Brief: In the listing that follows, how many lines contain the string "Friedr"? Provide only the number.

Task input:
┏━━
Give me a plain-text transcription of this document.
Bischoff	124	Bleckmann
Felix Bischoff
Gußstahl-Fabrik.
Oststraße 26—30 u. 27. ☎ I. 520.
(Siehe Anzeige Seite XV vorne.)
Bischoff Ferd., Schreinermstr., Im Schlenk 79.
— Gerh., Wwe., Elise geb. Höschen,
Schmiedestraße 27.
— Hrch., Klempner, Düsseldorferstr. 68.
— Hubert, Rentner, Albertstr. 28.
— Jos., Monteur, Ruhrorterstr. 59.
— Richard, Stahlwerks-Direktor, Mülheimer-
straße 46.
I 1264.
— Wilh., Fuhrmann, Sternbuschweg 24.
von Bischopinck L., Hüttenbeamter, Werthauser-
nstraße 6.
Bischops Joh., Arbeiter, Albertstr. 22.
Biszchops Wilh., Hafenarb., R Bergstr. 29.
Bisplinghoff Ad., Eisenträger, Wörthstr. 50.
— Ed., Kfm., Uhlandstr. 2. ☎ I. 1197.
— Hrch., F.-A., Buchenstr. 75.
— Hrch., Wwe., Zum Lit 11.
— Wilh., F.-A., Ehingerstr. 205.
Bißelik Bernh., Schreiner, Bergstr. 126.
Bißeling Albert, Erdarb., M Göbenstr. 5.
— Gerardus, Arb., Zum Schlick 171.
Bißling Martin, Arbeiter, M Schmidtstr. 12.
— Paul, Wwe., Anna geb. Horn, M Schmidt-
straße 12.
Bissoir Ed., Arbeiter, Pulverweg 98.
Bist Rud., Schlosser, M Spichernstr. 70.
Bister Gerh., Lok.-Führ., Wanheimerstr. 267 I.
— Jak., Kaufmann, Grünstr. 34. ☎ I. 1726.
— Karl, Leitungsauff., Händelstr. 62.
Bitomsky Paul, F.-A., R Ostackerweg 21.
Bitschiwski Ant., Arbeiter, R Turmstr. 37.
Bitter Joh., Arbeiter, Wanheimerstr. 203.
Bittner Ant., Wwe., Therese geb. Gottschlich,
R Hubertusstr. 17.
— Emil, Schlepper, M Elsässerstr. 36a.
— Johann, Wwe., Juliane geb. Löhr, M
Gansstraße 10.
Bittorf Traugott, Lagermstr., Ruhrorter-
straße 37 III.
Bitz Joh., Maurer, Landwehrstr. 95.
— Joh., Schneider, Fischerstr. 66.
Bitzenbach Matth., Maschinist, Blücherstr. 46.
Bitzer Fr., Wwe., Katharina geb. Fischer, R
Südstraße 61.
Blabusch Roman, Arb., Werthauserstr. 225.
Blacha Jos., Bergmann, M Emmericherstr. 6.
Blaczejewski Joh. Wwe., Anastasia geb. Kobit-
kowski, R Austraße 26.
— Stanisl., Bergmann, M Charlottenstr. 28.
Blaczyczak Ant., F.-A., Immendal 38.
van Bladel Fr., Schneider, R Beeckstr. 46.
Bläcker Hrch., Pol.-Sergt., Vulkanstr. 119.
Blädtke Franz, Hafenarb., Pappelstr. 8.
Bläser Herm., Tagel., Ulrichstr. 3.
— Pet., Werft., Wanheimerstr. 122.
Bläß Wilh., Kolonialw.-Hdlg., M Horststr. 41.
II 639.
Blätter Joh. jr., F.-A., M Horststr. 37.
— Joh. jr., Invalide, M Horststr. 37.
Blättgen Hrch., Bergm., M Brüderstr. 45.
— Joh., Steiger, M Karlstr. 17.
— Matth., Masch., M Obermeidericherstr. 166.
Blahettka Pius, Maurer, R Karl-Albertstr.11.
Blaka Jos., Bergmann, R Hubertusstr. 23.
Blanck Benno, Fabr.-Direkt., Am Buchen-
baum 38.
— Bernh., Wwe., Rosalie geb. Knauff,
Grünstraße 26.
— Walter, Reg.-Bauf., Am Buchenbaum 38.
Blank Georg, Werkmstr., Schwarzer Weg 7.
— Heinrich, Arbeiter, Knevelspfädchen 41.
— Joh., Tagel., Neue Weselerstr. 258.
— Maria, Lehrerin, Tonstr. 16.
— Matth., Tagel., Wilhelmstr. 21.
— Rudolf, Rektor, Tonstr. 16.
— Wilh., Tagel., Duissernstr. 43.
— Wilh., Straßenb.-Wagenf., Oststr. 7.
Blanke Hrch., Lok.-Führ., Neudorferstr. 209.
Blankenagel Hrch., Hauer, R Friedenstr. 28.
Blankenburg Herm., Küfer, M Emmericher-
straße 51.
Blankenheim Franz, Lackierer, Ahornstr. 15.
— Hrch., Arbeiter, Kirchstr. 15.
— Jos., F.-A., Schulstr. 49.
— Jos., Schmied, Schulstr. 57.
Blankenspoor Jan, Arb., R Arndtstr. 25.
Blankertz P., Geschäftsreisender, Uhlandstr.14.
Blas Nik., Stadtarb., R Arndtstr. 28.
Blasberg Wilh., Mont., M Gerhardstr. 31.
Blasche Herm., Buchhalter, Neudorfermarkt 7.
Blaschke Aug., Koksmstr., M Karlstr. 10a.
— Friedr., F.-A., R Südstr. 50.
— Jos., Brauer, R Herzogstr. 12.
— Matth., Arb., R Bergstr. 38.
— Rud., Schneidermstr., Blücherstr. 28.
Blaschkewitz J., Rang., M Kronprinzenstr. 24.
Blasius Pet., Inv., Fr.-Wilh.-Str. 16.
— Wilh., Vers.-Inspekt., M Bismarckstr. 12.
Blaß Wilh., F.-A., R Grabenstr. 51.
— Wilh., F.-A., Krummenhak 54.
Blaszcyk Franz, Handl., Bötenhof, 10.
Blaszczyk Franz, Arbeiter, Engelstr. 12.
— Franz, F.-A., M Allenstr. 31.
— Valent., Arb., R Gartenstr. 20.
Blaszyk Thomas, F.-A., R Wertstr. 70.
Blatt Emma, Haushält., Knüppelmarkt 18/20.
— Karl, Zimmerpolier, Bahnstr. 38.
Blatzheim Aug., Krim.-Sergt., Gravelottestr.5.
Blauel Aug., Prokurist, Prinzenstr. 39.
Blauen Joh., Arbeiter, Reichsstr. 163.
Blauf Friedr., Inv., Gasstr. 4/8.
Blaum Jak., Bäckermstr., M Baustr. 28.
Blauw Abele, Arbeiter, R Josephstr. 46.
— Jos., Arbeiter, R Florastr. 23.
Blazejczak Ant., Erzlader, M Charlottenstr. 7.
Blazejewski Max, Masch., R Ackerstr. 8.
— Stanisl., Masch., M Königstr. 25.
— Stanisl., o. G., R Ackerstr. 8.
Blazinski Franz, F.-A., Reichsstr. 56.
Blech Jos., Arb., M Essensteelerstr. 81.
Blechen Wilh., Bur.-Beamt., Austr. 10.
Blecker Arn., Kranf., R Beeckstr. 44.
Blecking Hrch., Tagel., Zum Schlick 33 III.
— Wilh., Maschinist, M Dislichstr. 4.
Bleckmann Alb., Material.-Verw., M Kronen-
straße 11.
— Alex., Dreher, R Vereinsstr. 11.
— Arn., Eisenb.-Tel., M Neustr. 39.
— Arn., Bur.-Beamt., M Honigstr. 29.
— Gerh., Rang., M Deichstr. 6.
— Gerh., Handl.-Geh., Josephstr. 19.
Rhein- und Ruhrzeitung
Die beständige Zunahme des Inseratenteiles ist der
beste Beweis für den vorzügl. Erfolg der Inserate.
┗━━
Finished exercise: 2